**What you need to do**: In the entries, find all lines that hold the word "doch" and copy them.

**Data excerpts**:
(begin)

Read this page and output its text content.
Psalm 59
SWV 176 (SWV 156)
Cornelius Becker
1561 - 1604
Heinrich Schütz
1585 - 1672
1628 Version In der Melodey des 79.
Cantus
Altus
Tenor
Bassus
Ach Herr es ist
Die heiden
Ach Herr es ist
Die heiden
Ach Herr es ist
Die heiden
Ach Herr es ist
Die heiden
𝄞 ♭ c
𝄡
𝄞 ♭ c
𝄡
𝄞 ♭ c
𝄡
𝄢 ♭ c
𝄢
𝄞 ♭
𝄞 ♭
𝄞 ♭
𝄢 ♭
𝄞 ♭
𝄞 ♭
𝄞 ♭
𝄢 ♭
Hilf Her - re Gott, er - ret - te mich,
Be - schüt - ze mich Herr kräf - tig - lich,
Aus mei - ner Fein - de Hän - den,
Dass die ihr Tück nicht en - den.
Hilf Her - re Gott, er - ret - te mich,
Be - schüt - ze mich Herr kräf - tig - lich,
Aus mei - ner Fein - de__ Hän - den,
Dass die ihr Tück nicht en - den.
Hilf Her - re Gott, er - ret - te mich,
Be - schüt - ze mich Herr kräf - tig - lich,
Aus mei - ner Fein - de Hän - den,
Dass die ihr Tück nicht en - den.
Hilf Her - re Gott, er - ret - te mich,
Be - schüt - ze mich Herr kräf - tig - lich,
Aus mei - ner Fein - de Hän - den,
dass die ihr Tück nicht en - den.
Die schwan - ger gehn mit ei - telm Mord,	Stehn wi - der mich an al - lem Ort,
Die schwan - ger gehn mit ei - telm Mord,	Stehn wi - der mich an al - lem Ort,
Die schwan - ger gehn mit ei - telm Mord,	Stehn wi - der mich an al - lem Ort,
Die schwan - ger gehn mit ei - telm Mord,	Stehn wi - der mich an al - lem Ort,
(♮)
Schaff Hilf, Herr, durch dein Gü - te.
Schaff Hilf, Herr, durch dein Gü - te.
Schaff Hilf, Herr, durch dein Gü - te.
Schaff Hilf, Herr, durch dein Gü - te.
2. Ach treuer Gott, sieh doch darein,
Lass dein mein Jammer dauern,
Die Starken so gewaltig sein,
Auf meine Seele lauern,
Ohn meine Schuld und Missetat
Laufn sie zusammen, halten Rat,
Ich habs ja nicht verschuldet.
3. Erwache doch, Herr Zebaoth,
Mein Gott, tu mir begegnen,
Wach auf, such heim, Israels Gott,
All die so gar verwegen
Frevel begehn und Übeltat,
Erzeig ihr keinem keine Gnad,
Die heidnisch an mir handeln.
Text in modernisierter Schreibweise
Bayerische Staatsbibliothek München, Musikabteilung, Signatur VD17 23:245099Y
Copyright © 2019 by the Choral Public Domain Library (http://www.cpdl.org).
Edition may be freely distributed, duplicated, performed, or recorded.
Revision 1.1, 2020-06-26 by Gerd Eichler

(end)

**Solved exercise**:
2. Ach treuer Gott, sieh doch darein,
3. Erwache doch, Herr Zebaoth,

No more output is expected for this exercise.